* _Exercise goal_
Show every line containing "reading" by copying it.

* _Dataset content_
============
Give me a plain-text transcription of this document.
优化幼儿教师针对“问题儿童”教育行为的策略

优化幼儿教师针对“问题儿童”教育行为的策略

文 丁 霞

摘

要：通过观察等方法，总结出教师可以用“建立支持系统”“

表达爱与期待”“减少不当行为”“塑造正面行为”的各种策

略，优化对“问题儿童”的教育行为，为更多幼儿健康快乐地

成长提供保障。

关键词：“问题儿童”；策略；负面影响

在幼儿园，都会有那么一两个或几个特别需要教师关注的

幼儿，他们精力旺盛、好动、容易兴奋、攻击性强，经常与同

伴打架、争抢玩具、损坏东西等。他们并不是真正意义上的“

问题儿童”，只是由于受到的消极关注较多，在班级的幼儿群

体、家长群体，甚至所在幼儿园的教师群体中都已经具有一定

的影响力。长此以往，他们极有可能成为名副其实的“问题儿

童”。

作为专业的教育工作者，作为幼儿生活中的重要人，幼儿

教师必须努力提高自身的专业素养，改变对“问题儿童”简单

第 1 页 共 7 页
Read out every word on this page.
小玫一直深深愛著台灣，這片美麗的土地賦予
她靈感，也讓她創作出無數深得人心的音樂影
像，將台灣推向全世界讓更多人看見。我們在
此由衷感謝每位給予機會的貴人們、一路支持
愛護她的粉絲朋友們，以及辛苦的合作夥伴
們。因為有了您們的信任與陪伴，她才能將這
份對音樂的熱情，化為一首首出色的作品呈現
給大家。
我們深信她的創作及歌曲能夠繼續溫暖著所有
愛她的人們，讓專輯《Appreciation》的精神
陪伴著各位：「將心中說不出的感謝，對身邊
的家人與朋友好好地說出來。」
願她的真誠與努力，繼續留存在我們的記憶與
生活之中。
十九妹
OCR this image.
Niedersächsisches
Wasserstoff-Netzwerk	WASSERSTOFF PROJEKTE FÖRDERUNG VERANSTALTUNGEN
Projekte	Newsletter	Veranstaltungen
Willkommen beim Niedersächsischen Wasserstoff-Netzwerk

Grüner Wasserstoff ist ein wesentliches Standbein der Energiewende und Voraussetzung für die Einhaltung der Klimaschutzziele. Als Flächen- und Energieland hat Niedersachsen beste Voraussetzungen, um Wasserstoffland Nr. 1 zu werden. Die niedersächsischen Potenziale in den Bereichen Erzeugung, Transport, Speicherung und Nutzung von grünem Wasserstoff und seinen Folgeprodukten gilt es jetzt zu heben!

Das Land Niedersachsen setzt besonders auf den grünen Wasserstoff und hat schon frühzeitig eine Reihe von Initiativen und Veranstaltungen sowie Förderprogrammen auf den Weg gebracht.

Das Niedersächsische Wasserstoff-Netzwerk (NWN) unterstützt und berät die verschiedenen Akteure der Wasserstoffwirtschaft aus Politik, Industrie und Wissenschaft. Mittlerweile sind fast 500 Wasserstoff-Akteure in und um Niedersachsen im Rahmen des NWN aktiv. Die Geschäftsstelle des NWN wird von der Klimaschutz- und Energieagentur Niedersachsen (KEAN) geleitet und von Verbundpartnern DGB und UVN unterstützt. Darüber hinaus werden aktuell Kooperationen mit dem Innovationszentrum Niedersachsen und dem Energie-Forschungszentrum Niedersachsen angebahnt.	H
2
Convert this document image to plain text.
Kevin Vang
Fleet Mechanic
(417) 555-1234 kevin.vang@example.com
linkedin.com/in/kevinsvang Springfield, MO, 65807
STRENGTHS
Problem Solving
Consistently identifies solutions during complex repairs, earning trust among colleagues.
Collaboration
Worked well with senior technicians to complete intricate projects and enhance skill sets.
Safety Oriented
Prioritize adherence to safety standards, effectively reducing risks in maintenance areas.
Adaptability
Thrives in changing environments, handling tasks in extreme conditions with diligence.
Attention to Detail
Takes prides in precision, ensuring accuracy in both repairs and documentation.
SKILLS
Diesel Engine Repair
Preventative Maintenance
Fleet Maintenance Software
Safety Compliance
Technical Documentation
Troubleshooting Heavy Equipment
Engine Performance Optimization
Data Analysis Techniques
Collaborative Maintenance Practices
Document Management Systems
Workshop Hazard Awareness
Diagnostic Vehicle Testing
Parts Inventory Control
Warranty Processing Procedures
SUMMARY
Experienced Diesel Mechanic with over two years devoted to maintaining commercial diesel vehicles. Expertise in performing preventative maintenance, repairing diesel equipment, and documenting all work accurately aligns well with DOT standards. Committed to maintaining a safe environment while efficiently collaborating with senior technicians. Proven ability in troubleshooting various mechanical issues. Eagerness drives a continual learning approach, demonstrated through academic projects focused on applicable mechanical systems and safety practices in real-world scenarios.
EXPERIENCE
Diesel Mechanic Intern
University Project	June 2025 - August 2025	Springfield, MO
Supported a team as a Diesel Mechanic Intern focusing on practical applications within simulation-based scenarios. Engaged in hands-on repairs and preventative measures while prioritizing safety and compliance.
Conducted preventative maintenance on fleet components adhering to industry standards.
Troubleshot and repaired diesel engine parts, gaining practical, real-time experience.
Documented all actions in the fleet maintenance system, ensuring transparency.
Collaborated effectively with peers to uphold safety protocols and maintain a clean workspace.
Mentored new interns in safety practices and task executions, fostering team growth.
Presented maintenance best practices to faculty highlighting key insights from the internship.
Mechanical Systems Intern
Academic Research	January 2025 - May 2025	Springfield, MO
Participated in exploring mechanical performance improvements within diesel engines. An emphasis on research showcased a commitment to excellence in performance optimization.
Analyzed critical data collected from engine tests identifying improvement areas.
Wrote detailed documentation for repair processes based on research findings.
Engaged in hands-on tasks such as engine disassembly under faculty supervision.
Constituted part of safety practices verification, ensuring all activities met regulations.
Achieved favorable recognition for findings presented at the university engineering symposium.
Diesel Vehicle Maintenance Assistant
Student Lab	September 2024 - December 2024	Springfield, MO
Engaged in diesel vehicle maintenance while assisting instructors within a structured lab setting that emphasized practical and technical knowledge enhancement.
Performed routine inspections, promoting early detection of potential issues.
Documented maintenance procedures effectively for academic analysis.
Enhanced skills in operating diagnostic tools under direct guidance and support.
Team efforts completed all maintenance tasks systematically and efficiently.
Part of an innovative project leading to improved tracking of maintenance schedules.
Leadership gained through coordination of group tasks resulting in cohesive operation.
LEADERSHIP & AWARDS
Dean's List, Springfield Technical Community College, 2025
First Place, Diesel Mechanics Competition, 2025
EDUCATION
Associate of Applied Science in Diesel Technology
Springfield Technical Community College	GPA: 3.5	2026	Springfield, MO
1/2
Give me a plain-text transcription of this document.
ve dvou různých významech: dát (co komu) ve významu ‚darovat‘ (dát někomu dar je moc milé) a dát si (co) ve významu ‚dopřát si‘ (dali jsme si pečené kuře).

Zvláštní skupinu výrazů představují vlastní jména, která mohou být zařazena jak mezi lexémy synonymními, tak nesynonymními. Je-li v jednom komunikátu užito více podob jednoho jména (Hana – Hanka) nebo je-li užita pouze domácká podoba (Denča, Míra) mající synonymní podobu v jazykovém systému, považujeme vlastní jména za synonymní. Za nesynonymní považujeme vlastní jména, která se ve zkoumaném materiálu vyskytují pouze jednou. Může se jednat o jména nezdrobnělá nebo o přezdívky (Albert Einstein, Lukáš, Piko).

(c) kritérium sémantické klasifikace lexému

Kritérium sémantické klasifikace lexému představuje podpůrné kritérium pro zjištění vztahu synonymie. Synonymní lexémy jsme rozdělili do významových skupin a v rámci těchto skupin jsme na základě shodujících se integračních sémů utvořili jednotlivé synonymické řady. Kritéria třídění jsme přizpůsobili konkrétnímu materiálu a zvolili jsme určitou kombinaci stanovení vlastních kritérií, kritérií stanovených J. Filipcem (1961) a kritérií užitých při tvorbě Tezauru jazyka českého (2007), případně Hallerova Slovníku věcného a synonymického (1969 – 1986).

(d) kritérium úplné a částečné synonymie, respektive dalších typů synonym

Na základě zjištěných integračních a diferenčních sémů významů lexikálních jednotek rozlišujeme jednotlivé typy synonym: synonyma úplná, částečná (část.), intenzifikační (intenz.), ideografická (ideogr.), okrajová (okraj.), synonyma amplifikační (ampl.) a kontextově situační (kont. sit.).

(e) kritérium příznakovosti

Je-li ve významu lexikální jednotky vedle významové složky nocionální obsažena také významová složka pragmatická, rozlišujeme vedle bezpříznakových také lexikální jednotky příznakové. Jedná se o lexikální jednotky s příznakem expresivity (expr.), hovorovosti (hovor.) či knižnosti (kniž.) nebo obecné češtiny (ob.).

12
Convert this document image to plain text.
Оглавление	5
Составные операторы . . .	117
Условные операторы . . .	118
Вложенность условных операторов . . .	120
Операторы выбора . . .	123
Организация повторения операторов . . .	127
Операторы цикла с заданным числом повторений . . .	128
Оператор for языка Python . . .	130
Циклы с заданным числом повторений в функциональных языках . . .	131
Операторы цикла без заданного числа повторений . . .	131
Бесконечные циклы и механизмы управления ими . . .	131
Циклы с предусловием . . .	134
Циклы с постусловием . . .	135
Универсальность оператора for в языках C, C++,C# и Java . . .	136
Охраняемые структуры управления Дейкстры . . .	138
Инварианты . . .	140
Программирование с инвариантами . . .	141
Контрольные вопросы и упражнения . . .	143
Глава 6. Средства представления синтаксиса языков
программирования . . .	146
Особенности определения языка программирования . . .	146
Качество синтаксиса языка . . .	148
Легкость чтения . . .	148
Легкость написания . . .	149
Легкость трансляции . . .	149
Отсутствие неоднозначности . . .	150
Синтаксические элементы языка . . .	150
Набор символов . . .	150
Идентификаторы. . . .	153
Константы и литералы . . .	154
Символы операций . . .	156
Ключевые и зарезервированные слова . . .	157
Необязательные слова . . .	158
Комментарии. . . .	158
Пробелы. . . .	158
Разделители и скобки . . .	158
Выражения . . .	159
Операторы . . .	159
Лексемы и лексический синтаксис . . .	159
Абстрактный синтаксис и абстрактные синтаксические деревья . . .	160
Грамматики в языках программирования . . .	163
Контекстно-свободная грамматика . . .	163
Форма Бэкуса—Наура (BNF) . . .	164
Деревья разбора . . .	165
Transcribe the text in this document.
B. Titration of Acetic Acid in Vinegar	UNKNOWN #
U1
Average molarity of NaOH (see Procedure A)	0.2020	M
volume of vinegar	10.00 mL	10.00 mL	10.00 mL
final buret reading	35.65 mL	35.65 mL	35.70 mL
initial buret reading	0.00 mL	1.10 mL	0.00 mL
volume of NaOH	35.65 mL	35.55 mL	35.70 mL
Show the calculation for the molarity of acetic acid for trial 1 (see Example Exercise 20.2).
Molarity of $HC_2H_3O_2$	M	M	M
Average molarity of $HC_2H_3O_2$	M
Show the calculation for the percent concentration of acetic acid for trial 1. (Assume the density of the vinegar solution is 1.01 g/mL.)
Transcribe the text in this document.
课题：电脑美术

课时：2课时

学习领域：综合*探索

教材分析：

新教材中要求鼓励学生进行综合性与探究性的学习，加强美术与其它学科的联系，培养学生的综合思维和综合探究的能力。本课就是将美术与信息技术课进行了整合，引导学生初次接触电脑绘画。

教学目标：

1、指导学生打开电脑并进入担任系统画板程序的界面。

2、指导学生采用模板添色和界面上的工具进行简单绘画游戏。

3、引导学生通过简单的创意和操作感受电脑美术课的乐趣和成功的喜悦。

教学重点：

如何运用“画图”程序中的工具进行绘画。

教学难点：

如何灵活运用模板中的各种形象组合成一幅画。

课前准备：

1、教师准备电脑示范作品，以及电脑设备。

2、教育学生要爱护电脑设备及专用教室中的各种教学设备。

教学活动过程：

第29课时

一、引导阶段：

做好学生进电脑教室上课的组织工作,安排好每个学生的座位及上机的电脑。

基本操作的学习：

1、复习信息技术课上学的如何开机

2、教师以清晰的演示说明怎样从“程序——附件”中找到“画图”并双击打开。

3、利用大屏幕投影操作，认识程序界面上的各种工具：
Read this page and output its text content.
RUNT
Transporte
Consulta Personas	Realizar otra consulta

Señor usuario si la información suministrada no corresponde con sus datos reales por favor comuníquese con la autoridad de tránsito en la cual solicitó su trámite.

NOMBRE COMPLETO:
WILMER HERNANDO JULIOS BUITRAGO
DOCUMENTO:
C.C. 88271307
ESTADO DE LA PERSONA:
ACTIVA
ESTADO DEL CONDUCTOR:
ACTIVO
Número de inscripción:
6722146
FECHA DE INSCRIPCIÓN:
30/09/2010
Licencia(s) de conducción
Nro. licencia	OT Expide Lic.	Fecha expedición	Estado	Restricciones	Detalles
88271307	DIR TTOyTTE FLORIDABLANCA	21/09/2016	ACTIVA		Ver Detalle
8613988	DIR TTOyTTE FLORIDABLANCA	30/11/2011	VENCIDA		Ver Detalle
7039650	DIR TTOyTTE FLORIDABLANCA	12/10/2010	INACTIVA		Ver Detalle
============
* _Task solution_
final buret reading	35.65 mL	35.65 mL	35.70 mL
initial buret reading	0.00 mL	1.10 mL	0.00 mL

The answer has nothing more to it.